GIVEN EXERCISE:
Without the images, print all the entries below exactly as given.

** start **

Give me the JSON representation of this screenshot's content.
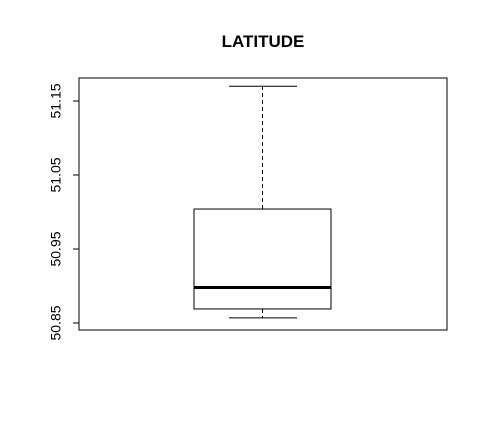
{
  "chart_data": {
    "type": "boxplot",
    "title": "LATITUDE",
    "xlabel": "",
    "ylabel": "",
    "ylim": [
      50.85,
      51.175
    ],
    "yticks": [
      50.85,
      50.95,
      51.05,
      51.15
    ],
    "ytick_labels": [
      "50.85",
      "50.95",
      "51.05",
      "51.15"
    ],
    "series": [
      {
        "min": 50.857,
        "q1": 50.869,
        "median": 50.898,
        "q3": 51.004,
        "max": 51.17
      }
    ],
    "grid": false,
    "legend": "none",
    "colors": {
      "axis": "#000000",
      "box": "#000000",
      "background": "#ffffff"
    }
  }
}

** end **

ANSWER TO THIS EXERCISE:
Give me the JSON representation of this screenshot's content.
{
  "chart_data": {
    "type": "boxplot",
    "title": "LATITUDE",
    "xlabel": "",
    "ylabel": "",
    "ylim": [
      50.85,
      51.175
    ],
    "yticks": [
      50.85,
      50.95,
      51.05,
      51.15
    ],
    "ytick_labels": [
      "50.85",
      "50.95",
      "51.05",
      "51.15"
    ],
    "series": [
      {
        "min": 50.857,
        "q1": 50.869,
        "median": 50.898,
        "q3": 51.004,
        "max": 51.17
      }
    ],
    "grid": false,
    "legend": "none",
    "colors": {
      "axis": "#000000",
      "box": "#000000",
      "background": "#ffffff"
    }
  }
}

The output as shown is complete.